Problem details — Find each line with the word "xlsx" in it, then give the total alone.

Input rows —
— Begin —

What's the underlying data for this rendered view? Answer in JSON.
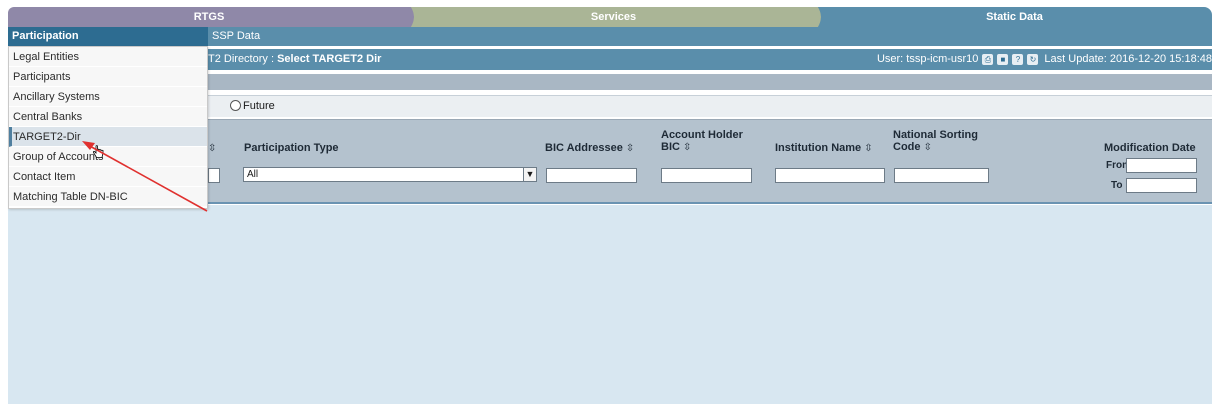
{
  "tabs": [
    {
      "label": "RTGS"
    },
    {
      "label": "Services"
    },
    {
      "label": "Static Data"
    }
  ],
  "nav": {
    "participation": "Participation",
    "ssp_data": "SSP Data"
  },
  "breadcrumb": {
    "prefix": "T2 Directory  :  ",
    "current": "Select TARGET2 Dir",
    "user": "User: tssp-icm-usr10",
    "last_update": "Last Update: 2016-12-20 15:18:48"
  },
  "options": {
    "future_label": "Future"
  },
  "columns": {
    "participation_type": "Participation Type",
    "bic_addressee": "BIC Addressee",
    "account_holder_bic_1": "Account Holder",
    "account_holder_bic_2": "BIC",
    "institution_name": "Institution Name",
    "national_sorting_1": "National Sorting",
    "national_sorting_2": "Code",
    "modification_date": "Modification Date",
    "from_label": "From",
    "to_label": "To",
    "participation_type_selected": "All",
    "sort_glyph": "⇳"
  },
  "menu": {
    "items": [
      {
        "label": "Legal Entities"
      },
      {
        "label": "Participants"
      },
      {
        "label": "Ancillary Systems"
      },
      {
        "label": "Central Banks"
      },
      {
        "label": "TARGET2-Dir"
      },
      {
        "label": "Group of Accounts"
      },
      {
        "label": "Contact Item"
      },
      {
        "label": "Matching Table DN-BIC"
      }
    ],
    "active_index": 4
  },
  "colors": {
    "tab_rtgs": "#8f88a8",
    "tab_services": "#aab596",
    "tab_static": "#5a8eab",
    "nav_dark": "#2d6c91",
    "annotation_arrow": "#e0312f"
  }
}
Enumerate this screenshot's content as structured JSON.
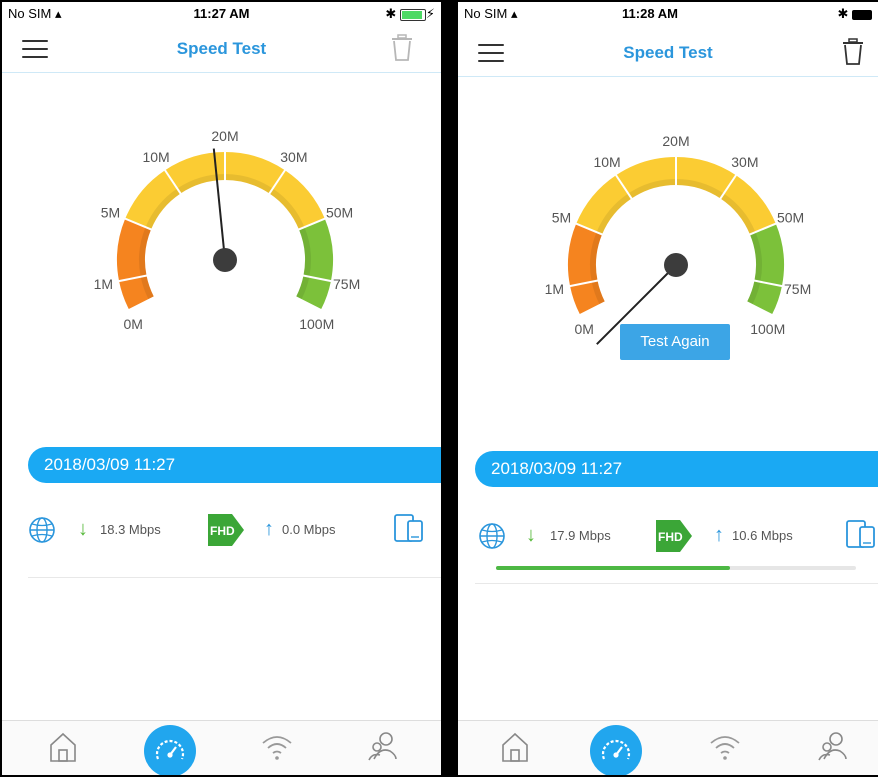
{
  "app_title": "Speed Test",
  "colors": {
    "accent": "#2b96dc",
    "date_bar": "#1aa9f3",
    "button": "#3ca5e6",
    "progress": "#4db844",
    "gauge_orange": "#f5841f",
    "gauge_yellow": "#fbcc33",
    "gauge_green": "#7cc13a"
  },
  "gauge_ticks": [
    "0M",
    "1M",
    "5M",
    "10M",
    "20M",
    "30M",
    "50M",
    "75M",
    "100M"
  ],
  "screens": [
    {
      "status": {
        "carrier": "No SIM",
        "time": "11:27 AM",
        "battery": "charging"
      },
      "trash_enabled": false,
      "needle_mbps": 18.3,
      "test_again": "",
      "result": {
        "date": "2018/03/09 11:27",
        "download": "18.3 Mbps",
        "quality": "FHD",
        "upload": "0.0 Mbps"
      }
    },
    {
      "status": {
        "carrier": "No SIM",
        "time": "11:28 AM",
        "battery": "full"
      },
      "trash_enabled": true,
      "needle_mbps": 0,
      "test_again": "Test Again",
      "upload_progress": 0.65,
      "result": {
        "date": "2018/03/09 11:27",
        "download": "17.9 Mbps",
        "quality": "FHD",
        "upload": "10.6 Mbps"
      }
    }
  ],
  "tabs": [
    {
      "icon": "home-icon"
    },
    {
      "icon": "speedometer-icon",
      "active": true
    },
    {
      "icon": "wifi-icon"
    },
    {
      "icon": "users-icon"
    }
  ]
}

— End —
— Begin —

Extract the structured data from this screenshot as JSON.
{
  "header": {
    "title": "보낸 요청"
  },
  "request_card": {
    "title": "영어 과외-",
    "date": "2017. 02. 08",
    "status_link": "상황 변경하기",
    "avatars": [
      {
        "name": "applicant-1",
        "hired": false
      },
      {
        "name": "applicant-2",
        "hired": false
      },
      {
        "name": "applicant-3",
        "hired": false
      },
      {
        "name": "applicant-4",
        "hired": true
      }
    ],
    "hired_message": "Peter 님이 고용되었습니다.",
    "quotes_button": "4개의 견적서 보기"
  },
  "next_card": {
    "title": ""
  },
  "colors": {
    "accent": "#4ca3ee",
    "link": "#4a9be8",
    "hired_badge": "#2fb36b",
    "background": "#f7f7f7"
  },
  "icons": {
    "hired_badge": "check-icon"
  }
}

— End —
— Begin —

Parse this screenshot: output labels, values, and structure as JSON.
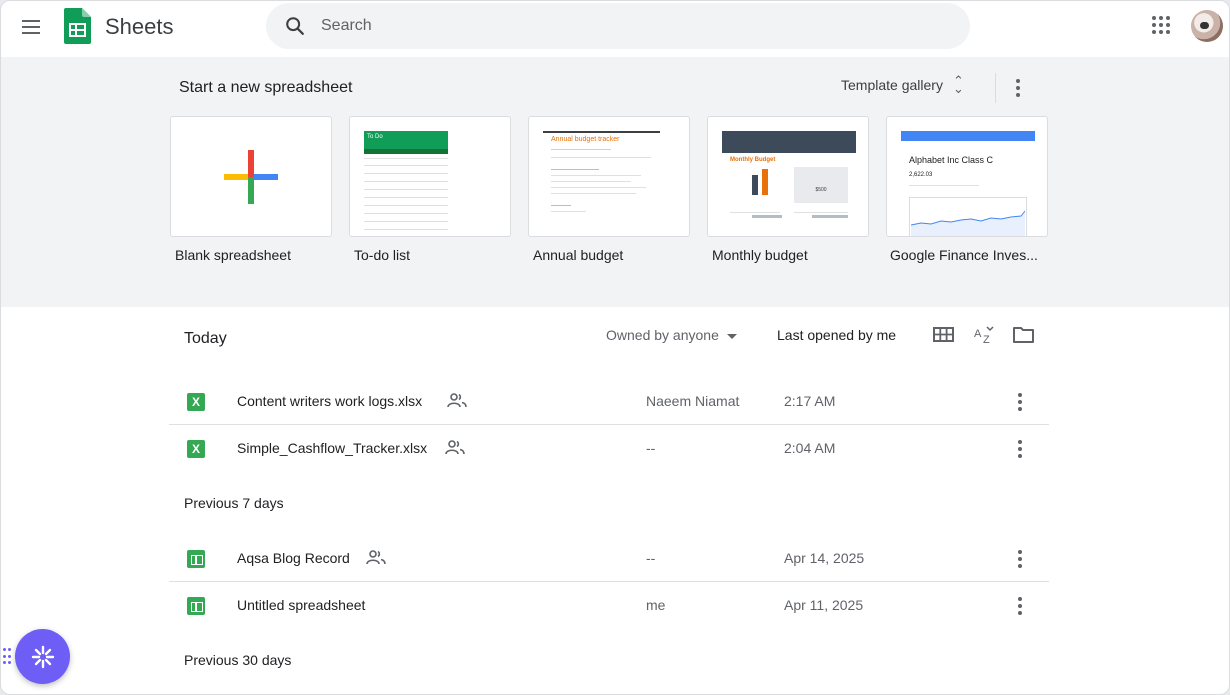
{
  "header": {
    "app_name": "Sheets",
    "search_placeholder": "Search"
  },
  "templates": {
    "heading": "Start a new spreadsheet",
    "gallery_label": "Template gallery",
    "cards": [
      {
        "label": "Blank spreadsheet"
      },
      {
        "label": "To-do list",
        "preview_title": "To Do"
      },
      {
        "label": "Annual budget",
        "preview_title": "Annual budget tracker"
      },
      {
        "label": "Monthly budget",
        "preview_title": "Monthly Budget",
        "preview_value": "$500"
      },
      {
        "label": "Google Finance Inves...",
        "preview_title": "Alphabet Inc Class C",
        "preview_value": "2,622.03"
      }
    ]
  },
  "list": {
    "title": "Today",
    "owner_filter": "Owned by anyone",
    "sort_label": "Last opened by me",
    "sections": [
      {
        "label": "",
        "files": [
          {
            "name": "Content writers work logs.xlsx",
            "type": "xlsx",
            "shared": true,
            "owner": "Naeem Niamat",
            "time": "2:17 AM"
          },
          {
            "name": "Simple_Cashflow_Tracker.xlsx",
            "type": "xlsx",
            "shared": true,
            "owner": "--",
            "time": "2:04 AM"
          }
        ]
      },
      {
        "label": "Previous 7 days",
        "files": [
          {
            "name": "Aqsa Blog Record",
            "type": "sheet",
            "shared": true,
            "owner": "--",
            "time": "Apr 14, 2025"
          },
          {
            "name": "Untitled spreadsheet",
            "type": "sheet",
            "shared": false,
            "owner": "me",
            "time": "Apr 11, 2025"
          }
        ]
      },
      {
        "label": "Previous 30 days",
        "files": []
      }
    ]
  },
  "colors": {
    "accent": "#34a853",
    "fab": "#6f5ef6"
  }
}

— End —

Exercise solution — 4